#### Task description:
For each line of the data below that holds "JSON", copy the line.

[Records that describe figures]

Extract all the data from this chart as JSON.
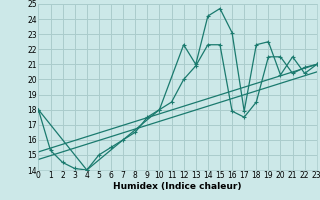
{
  "background_color": "#cce8e8",
  "grid_color": "#aacccc",
  "line_color": "#1a7a6e",
  "xlabel": "Humidex (Indice chaleur)",
  "xlim": [
    0,
    23
  ],
  "ylim": [
    14,
    25
  ],
  "xticks": [
    0,
    1,
    2,
    3,
    4,
    5,
    6,
    7,
    8,
    9,
    10,
    11,
    12,
    13,
    14,
    15,
    16,
    17,
    18,
    19,
    20,
    21,
    22,
    23
  ],
  "yticks": [
    14,
    15,
    16,
    17,
    18,
    19,
    20,
    21,
    22,
    23,
    24,
    25
  ],
  "series_main_x": [
    0,
    1,
    2,
    3,
    4,
    5,
    6,
    7,
    8,
    9,
    10,
    11,
    12,
    13,
    14,
    15,
    16,
    17,
    18,
    19,
    20,
    21,
    22,
    23
  ],
  "series_main_y": [
    18.0,
    15.3,
    14.5,
    14.1,
    14.0,
    15.0,
    15.5,
    16.0,
    16.5,
    17.5,
    18.0,
    18.5,
    20.0,
    20.9,
    22.3,
    22.3,
    17.9,
    17.5,
    18.5,
    21.5,
    21.5,
    20.4,
    20.8,
    21.0
  ],
  "series_peak_x": [
    0,
    4,
    10,
    12,
    13,
    14,
    15,
    16,
    17,
    18,
    19,
    20,
    21,
    22,
    23
  ],
  "series_peak_y": [
    18.0,
    14.0,
    18.0,
    22.3,
    21.0,
    24.2,
    24.7,
    23.1,
    17.9,
    22.3,
    22.5,
    20.3,
    21.5,
    20.4,
    21.0
  ],
  "line1_x": [
    0,
    23
  ],
  "line1_y": [
    15.2,
    21.0
  ],
  "line2_x": [
    0,
    23
  ],
  "line2_y": [
    14.7,
    20.5
  ]
}
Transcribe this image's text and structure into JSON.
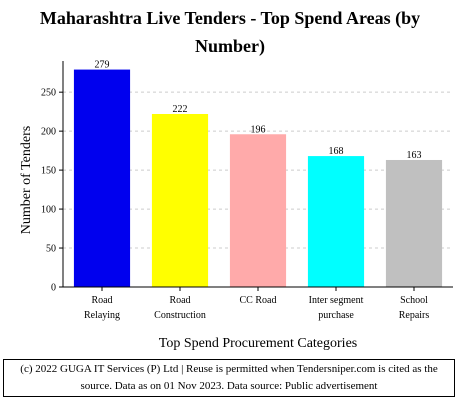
{
  "chart_data": {
    "type": "bar",
    "title_line1": "Maharashtra Live Tenders - Top Spend Areas (by",
    "title_line2": "Number)",
    "xlabel": "Top Spend Procurement Categories",
    "ylabel": "Number of Tenders",
    "categories": [
      [
        "Road",
        "Relaying"
      ],
      [
        "Road",
        "Construction"
      ],
      [
        "CC Road"
      ],
      [
        "Inter segment",
        "purchase"
      ],
      [
        "School",
        "Repairs"
      ]
    ],
    "values": [
      279,
      222,
      196,
      168,
      163
    ],
    "colors": [
      "#0000ee",
      "#ffff00",
      "#ffaaaa",
      "#00ffff",
      "#c0c0c0"
    ],
    "ylim": [
      0,
      290
    ],
    "yticks": [
      0,
      50,
      100,
      150,
      200,
      250
    ],
    "grid": true
  },
  "footer": {
    "line1": "(c) 2022 GUGA IT Services (P) Ltd | Reuse is permitted when Tendersniper.com is cited as the",
    "line2": "source. Data as on 01 Nov 2023. Data source: Public advertisement"
  }
}
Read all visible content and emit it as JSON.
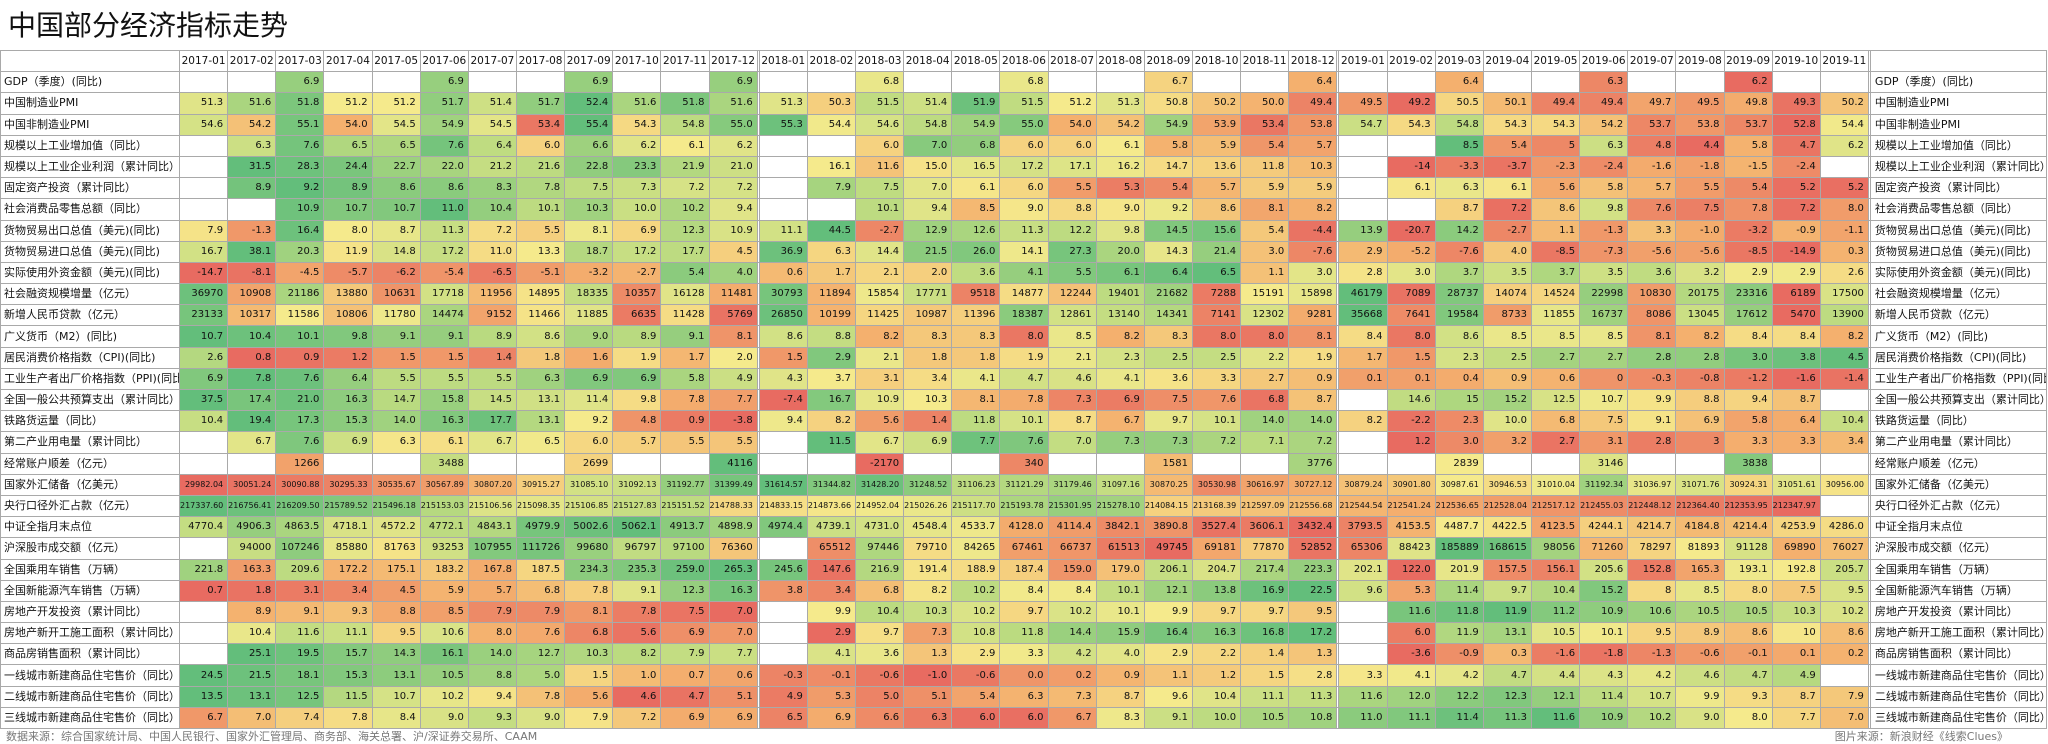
{
  "title": "中国部分经济指标走势",
  "footer": {
    "source": "数据来源：综合国家统计局、中国人民银行、国家外汇管理局、商务部、海关总署、沪/深证券交易所、CAAM",
    "credit": "图片来源：新浪财经《线索Clues》"
  },
  "months": [
    "2017-01",
    "2017-02",
    "2017-03",
    "2017-04",
    "2017-05",
    "2017-06",
    "2017-07",
    "2017-08",
    "2017-09",
    "2017-10",
    "2017-11",
    "2017-12",
    "2018-01",
    "2018-02",
    "2018-03",
    "2018-04",
    "2018-05",
    "2018-06",
    "2018-07",
    "2018-08",
    "2018-09",
    "2018-10",
    "2018-11",
    "2018-12",
    "2019-01",
    "2019-02",
    "2019-03",
    "2019-04",
    "2019-05",
    "2019-06",
    "2019-07",
    "2019-08",
    "2019-09",
    "2019-10",
    "2019-11"
  ],
  "rows": [
    {
      "label": "GDP（季度）(同比)",
      "values": [
        "",
        "",
        "6.9",
        "",
        "",
        "6.9",
        "",
        "",
        "6.9",
        "",
        "",
        "6.9",
        "",
        "",
        "6.8",
        "",
        "",
        "6.8",
        "",
        "",
        "6.7",
        "",
        "",
        "6.4",
        "",
        "",
        "6.4",
        "",
        "",
        "6.3",
        "",
        "",
        "6.2",
        "",
        ""
      ]
    },
    {
      "label": "中国制造业PMI",
      "values": [
        "51.3",
        "51.6",
        "51.8",
        "51.2",
        "51.2",
        "51.7",
        "51.4",
        "51.7",
        "52.4",
        "51.6",
        "51.8",
        "51.6",
        "51.3",
        "50.3",
        "51.5",
        "51.4",
        "51.9",
        "51.5",
        "51.2",
        "51.3",
        "50.8",
        "50.2",
        "50.0",
        "49.4",
        "49.5",
        "49.2",
        "50.5",
        "50.1",
        "49.4",
        "49.4",
        "49.7",
        "49.5",
        "49.8",
        "49.3",
        "50.2"
      ]
    },
    {
      "label": "中国非制造业PMI",
      "values": [
        "54.6",
        "54.2",
        "55.1",
        "54.0",
        "54.5",
        "54.9",
        "54.5",
        "53.4",
        "55.4",
        "54.3",
        "54.8",
        "55.0",
        "55.3",
        "54.4",
        "54.6",
        "54.8",
        "54.9",
        "55.0",
        "54.0",
        "54.2",
        "54.9",
        "53.9",
        "53.4",
        "53.8",
        "54.7",
        "54.3",
        "54.8",
        "54.3",
        "54.3",
        "54.2",
        "53.7",
        "53.8",
        "53.7",
        "52.8",
        "54.4"
      ]
    },
    {
      "label": "规模以上工业增加值（同比）",
      "values": [
        "",
        "6.3",
        "7.6",
        "6.5",
        "6.5",
        "7.6",
        "6.4",
        "6.0",
        "6.6",
        "6.2",
        "6.1",
        "6.2",
        "",
        "",
        "6.0",
        "7.0",
        "6.8",
        "6.0",
        "6.0",
        "6.1",
        "5.8",
        "5.9",
        "5.4",
        "5.7",
        "",
        "",
        "8.5",
        "5.4",
        "5",
        "6.3",
        "4.8",
        "4.4",
        "5.8",
        "4.7",
        "6.2"
      ]
    },
    {
      "label": "规模以上工业企业利润（累计同比）",
      "values": [
        "",
        "31.5",
        "28.3",
        "24.4",
        "22.7",
        "22.0",
        "21.2",
        "21.6",
        "22.8",
        "23.3",
        "21.9",
        "21.0",
        "",
        "16.1",
        "11.6",
        "15.0",
        "16.5",
        "17.2",
        "17.1",
        "16.2",
        "14.7",
        "13.6",
        "11.8",
        "10.3",
        "",
        "-14",
        "-3.3",
        "-3.7",
        "-2.3",
        "-2.4",
        "-1.6",
        "-1.8",
        "-1.5",
        "-2.4",
        ""
      ]
    },
    {
      "label": "固定资产投资（累计同比）",
      "values": [
        "",
        "8.9",
        "9.2",
        "8.9",
        "8.6",
        "8.6",
        "8.3",
        "7.8",
        "7.5",
        "7.3",
        "7.2",
        "7.2",
        "",
        "7.9",
        "7.5",
        "7.0",
        "6.1",
        "6.0",
        "5.5",
        "5.3",
        "5.4",
        "5.7",
        "5.9",
        "5.9",
        "",
        "6.1",
        "6.3",
        "6.1",
        "5.6",
        "5.8",
        "5.7",
        "5.5",
        "5.4",
        "5.2",
        "5.2"
      ]
    },
    {
      "label": "社会消费品零售总额（同比）",
      "values": [
        "",
        "",
        "10.9",
        "10.7",
        "10.7",
        "11.0",
        "10.4",
        "10.1",
        "10.3",
        "10.0",
        "10.2",
        "9.4",
        "",
        "",
        "10.1",
        "9.4",
        "8.5",
        "9.0",
        "8.8",
        "9.0",
        "9.2",
        "8.6",
        "8.1",
        "8.2",
        "",
        "",
        "8.7",
        "7.2",
        "8.6",
        "9.8",
        "7.6",
        "7.5",
        "7.8",
        "7.2",
        "8.0"
      ]
    },
    {
      "label": "货物贸易出口总值（美元)(同比)",
      "values": [
        "7.9",
        "-1.3",
        "16.4",
        "8.0",
        "8.7",
        "11.3",
        "7.2",
        "5.5",
        "8.1",
        "6.9",
        "12.3",
        "10.9",
        "11.1",
        "44.5",
        "-2.7",
        "12.9",
        "12.6",
        "11.3",
        "12.2",
        "9.8",
        "14.5",
        "15.6",
        "5.4",
        "-4.4",
        "13.9",
        "-20.7",
        "14.2",
        "-2.7",
        "1.1",
        "-1.3",
        "3.3",
        "-1.0",
        "-3.2",
        "-0.9",
        "-1.1"
      ]
    },
    {
      "label": "货物贸易进口总值（美元)(同比)",
      "values": [
        "16.7",
        "38.1",
        "20.3",
        "11.9",
        "14.8",
        "17.2",
        "11.0",
        "13.3",
        "18.7",
        "17.2",
        "17.7",
        "4.5",
        "36.9",
        "6.3",
        "14.4",
        "21.5",
        "26.0",
        "14.1",
        "27.3",
        "20.0",
        "14.3",
        "21.4",
        "3.0",
        "-7.6",
        "2.9",
        "-5.2",
        "-7.6",
        "4.0",
        "-8.5",
        "-7.3",
        "-5.6",
        "-5.6",
        "-8.5",
        "-14.9",
        "0.3"
      ]
    },
    {
      "label": "实际使用外资金额（美元)(同比)",
      "values": [
        "-14.7",
        "-8.1",
        "-4.5",
        "-5.7",
        "-6.2",
        "-5.4",
        "-6.5",
        "-5.1",
        "-3.2",
        "-2.7",
        "5.4",
        "4.0",
        "0.6",
        "1.7",
        "2.1",
        "2.0",
        "3.6",
        "4.1",
        "5.5",
        "6.1",
        "6.4",
        "6.5",
        "1.1",
        "3.0",
        "2.8",
        "3.0",
        "3.7",
        "3.5",
        "3.7",
        "3.5",
        "3.6",
        "3.2",
        "2.9",
        "2.9",
        "2.6"
      ]
    },
    {
      "label": "社会融资规模增量（亿元）",
      "values": [
        "36970",
        "10908",
        "21186",
        "13880",
        "10631",
        "17718",
        "11956",
        "14895",
        "18335",
        "10357",
        "16128",
        "11481",
        "30793",
        "11894",
        "15854",
        "17771",
        "9518",
        "14877",
        "12244",
        "19401",
        "21682",
        "7288",
        "15191",
        "15898",
        "46179",
        "7089",
        "28737",
        "14074",
        "14524",
        "22998",
        "10830",
        "20175",
        "23316",
        "6189",
        "17500"
      ]
    },
    {
      "label": "新增人民币贷款（亿元）",
      "values": [
        "23133",
        "10317",
        "11586",
        "10806",
        "11780",
        "14474",
        "9152",
        "11466",
        "11885",
        "6635",
        "11428",
        "5769",
        "26850",
        "10199",
        "11425",
        "10987",
        "11396",
        "18387",
        "12861",
        "13140",
        "14341",
        "7141",
        "12302",
        "9281",
        "35668",
        "7641",
        "19584",
        "8733",
        "11855",
        "16737",
        "8086",
        "13045",
        "17612",
        "5470",
        "13900"
      ]
    },
    {
      "label": "广义货币（M2）(同比)",
      "values": [
        "10.7",
        "10.4",
        "10.1",
        "9.8",
        "9.1",
        "9.1",
        "8.9",
        "8.6",
        "9.0",
        "8.9",
        "9.1",
        "8.1",
        "8.6",
        "8.8",
        "8.2",
        "8.3",
        "8.3",
        "8.0",
        "8.5",
        "8.2",
        "8.3",
        "8.0",
        "8.0",
        "8.1",
        "8.4",
        "8.0",
        "8.6",
        "8.5",
        "8.5",
        "8.5",
        "8.1",
        "8.2",
        "8.4",
        "8.4",
        "8.2"
      ]
    },
    {
      "label": "居民消费价格指数（CPI)(同比)",
      "values": [
        "2.6",
        "0.8",
        "0.9",
        "1.2",
        "1.5",
        "1.5",
        "1.4",
        "1.8",
        "1.6",
        "1.9",
        "1.7",
        "2.0",
        "1.5",
        "2.9",
        "2.1",
        "1.8",
        "1.8",
        "1.9",
        "2.1",
        "2.3",
        "2.5",
        "2.5",
        "2.2",
        "1.9",
        "1.7",
        "1.5",
        "2.3",
        "2.5",
        "2.7",
        "2.7",
        "2.8",
        "2.8",
        "3.0",
        "3.8",
        "4.5"
      ]
    },
    {
      "label": "工业生产者出厂价格指数（PPI)(同比)",
      "values": [
        "6.9",
        "7.8",
        "7.6",
        "6.4",
        "5.5",
        "5.5",
        "5.5",
        "6.3",
        "6.9",
        "6.9",
        "5.8",
        "4.9",
        "4.3",
        "3.7",
        "3.1",
        "3.4",
        "4.1",
        "4.7",
        "4.6",
        "4.1",
        "3.6",
        "3.3",
        "2.7",
        "0.9",
        "0.1",
        "0.1",
        "0.4",
        "0.9",
        "0.6",
        "0",
        "-0.3",
        "-0.8",
        "-1.2",
        "-1.6",
        "-1.4"
      ]
    },
    {
      "label": "全国一般公共预算支出（累计同比）",
      "values": [
        "37.5",
        "17.4",
        "21.0",
        "16.3",
        "14.7",
        "15.8",
        "14.5",
        "13.1",
        "11.4",
        "9.8",
        "7.8",
        "7.7",
        "-7.4",
        "16.7",
        "10.9",
        "10.3",
        "8.1",
        "7.8",
        "7.3",
        "6.9",
        "7.5",
        "7.6",
        "6.8",
        "8.7",
        "",
        "14.6",
        "15",
        "15.2",
        "12.5",
        "10.7",
        "9.9",
        "8.8",
        "9.4",
        "8.7",
        ""
      ]
    },
    {
      "label": "铁路货运量（同比）",
      "values": [
        "10.4",
        "19.4",
        "17.3",
        "15.3",
        "14.0",
        "16.3",
        "17.7",
        "13.1",
        "9.2",
        "4.8",
        "0.9",
        "-3.8",
        "9.4",
        "8.2",
        "5.6",
        "1.4",
        "11.8",
        "10.1",
        "8.7",
        "6.7",
        "9.7",
        "10.1",
        "14.0",
        "14.0",
        "8.2",
        "-2.2",
        "2.3",
        "10.0",
        "6.8",
        "7.5",
        "9.1",
        "6.9",
        "5.8",
        "6.4",
        "10.4"
      ]
    },
    {
      "label": "第二产业用电量（累计同比）",
      "values": [
        "",
        "6.7",
        "7.6",
        "6.9",
        "6.3",
        "6.1",
        "6.7",
        "6.5",
        "6.0",
        "5.7",
        "5.5",
        "5.5",
        "",
        "11.5",
        "6.7",
        "6.9",
        "7.7",
        "7.6",
        "7.0",
        "7.3",
        "7.3",
        "7.2",
        "7.1",
        "7.2",
        "",
        "1.2",
        "3.0",
        "3.2",
        "2.7",
        "3.1",
        "2.8",
        "3",
        "3.3",
        "3.3",
        "3.4"
      ]
    },
    {
      "label": "经常账户顺差（亿元）",
      "values": [
        "",
        "",
        "1266",
        "",
        "",
        "3488",
        "",
        "",
        "2699",
        "",
        "",
        "4116",
        "",
        "",
        "-2170",
        "",
        "",
        "340",
        "",
        "",
        "1581",
        "",
        "",
        "3776",
        "",
        "",
        "2839",
        "",
        "",
        "3146",
        "",
        "",
        "3838",
        "",
        ""
      ]
    },
    {
      "label": "国家外汇储备（亿美元）",
      "values": [
        "29982.04",
        "30051.24",
        "30090.88",
        "30295.33",
        "30535.67",
        "30567.89",
        "30807.20",
        "30915.27",
        "31085.10",
        "31092.13",
        "31192.77",
        "31399.49",
        "31614.57",
        "31344.82",
        "31428.20",
        "31248.52",
        "31106.23",
        "31121.29",
        "31179.46",
        "31097.16",
        "30870.25",
        "30530.98",
        "30616.97",
        "30727.12",
        "30879.24",
        "30901.80",
        "30987.61",
        "30946.53",
        "31010.04",
        "31192.34",
        "31036.97",
        "31071.76",
        "30924.31",
        "31051.61",
        "30956.00"
      ]
    },
    {
      "label": "央行口径外汇占款（亿元）",
      "values": [
        "217337.60",
        "216756.41",
        "216209.50",
        "215789.52",
        "215496.18",
        "215153.03",
        "215106.56",
        "215098.35",
        "215106.85",
        "215127.83",
        "215151.52",
        "214788.33",
        "214833.15",
        "214873.66",
        "214952.04",
        "215026.26",
        "215117.70",
        "215193.78",
        "215301.95",
        "215278.10",
        "214084.15",
        "213168.39",
        "212597.09",
        "212556.68",
        "212544.54",
        "212541.24",
        "212536.65",
        "212528.04",
        "212517.12",
        "212455.03",
        "212448.12",
        "212364.40",
        "212353.95",
        "212347.97",
        ""
      ]
    },
    {
      "label": "中证全指月末点位",
      "values": [
        "4770.4",
        "4906.3",
        "4863.5",
        "4718.1",
        "4572.2",
        "4772.1",
        "4843.1",
        "4979.9",
        "5002.6",
        "5062.1",
        "4913.7",
        "4898.9",
        "4974.4",
        "4739.1",
        "4731.0",
        "4548.4",
        "4533.7",
        "4128.0",
        "4114.4",
        "3842.1",
        "3890.8",
        "3527.4",
        "3606.1",
        "3432.4",
        "3793.5",
        "4153.5",
        "4487.7",
        "4422.5",
        "4123.5",
        "4244.1",
        "4214.7",
        "4184.8",
        "4214.4",
        "4253.9",
        "4286.0"
      ]
    },
    {
      "label": "沪深股市成交额（亿元）",
      "values": [
        "",
        "94000",
        "107246",
        "85880",
        "81763",
        "93253",
        "107955",
        "111726",
        "99680",
        "96797",
        "97100",
        "76360",
        "",
        "65512",
        "97446",
        "79710",
        "84265",
        "67461",
        "66737",
        "61513",
        "49745",
        "69181",
        "77870",
        "52852",
        "65306",
        "88423",
        "185889",
        "168615",
        "98056",
        "71260",
        "78297",
        "81893",
        "91128",
        "69890",
        "76027"
      ]
    },
    {
      "label": "全国乘用车销售（万辆）",
      "values": [
        "221.8",
        "163.3",
        "209.6",
        "172.2",
        "175.1",
        "183.2",
        "167.8",
        "187.5",
        "234.3",
        "235.3",
        "259.0",
        "265.3",
        "245.6",
        "147.6",
        "216.9",
        "191.4",
        "188.9",
        "187.4",
        "159.0",
        "179.0",
        "206.1",
        "204.7",
        "217.4",
        "223.3",
        "202.1",
        "122.0",
        "201.9",
        "157.5",
        "156.1",
        "205.6",
        "152.8",
        "165.3",
        "193.1",
        "192.8",
        "205.7"
      ]
    },
    {
      "label": "全国新能源汽车销售（万辆）",
      "values": [
        "0.7",
        "1.8",
        "3.1",
        "3.4",
        "4.5",
        "5.9",
        "5.7",
        "6.8",
        "7.8",
        "9.1",
        "12.3",
        "16.3",
        "3.8",
        "3.4",
        "6.8",
        "8.2",
        "10.2",
        "8.4",
        "8.4",
        "10.1",
        "12.1",
        "13.8",
        "16.9",
        "22.5",
        "9.6",
        "5.3",
        "11.4",
        "9.7",
        "10.4",
        "15.2",
        "8",
        "8.5",
        "8.0",
        "7.5",
        "9.5"
      ]
    },
    {
      "label": "房地产开发投资（累计同比）",
      "values": [
        "",
        "8.9",
        "9.1",
        "9.3",
        "8.8",
        "8.5",
        "7.9",
        "7.9",
        "8.1",
        "7.8",
        "7.5",
        "7.0",
        "",
        "9.9",
        "10.4",
        "10.3",
        "10.2",
        "9.7",
        "10.2",
        "10.1",
        "9.9",
        "9.7",
        "9.7",
        "9.5",
        "",
        "11.6",
        "11.8",
        "11.9",
        "11.2",
        "10.9",
        "10.6",
        "10.5",
        "10.5",
        "10.3",
        "10.2"
      ]
    },
    {
      "label": "房地产新开工施工面积（累计同比）",
      "values": [
        "",
        "10.4",
        "11.6",
        "11.1",
        "9.5",
        "10.6",
        "8.0",
        "7.6",
        "6.8",
        "5.6",
        "6.9",
        "7.0",
        "",
        "2.9",
        "9.7",
        "7.3",
        "10.8",
        "11.8",
        "14.4",
        "15.9",
        "16.4",
        "16.3",
        "16.8",
        "17.2",
        "",
        "6.0",
        "11.9",
        "13.1",
        "10.5",
        "10.1",
        "9.5",
        "8.9",
        "8.6",
        "10",
        "8.6"
      ]
    },
    {
      "label": "商品房销售面积（累计同比）",
      "values": [
        "",
        "25.1",
        "19.5",
        "15.7",
        "14.3",
        "16.1",
        "14.0",
        "12.7",
        "10.3",
        "8.2",
        "7.9",
        "7.7",
        "",
        "4.1",
        "3.6",
        "1.3",
        "2.9",
        "3.3",
        "4.2",
        "4.0",
        "2.9",
        "2.2",
        "1.4",
        "1.3",
        "",
        "-3.6",
        "-0.9",
        "0.3",
        "-1.6",
        "-1.8",
        "-1.3",
        "-0.6",
        "-0.1",
        "0.1",
        "0.2"
      ]
    },
    {
      "label": "一线城市新建商品住宅售价（同比）",
      "values": [
        "24.5",
        "21.5",
        "18.1",
        "15.3",
        "13.1",
        "10.5",
        "8.8",
        "5.0",
        "1.5",
        "1.0",
        "0.7",
        "0.6",
        "-0.3",
        "-0.1",
        "-0.6",
        "-1.0",
        "-0.6",
        "0.0",
        "0.2",
        "0.9",
        "1.1",
        "1.2",
        "1.5",
        "2.8",
        "3.3",
        "4.1",
        "4.2",
        "4.7",
        "4.4",
        "4.3",
        "4.2",
        "4.6",
        "4.7",
        "4.9",
        ""
      ]
    },
    {
      "label": "二线城市新建商品住宅售价（同比）",
      "values": [
        "13.5",
        "13.1",
        "12.5",
        "11.5",
        "10.7",
        "10.2",
        "9.4",
        "7.8",
        "5.6",
        "4.6",
        "4.7",
        "5.1",
        "4.9",
        "5.3",
        "5.0",
        "5.1",
        "5.4",
        "6.3",
        "7.3",
        "8.7",
        "9.6",
        "10.4",
        "11.1",
        "11.3",
        "11.6",
        "12.0",
        "12.2",
        "12.3",
        "12.1",
        "11.4",
        "10.7",
        "9.9",
        "9.3",
        "8.7",
        "7.9"
      ]
    },
    {
      "label": "三线城市新建商品住宅售价（同比）",
      "values": [
        "6.7",
        "7.0",
        "7.4",
        "7.8",
        "8.4",
        "9.0",
        "9.3",
        "9.0",
        "7.9",
        "7.2",
        "6.9",
        "6.9",
        "6.5",
        "6.9",
        "6.6",
        "6.3",
        "6.0",
        "6.0",
        "6.7",
        "8.3",
        "9.1",
        "10.0",
        "10.5",
        "10.8",
        "11.0",
        "11.1",
        "11.4",
        "11.3",
        "11.6",
        "10.9",
        "10.2",
        "9.0",
        "8.0",
        "7.7",
        "7.0"
      ]
    }
  ]
}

#### Finished exercise:
Extract all the data from this chart as JSON.
Transcribe this image's text and structure into JSON.
Read all visible content and emit it as JSON.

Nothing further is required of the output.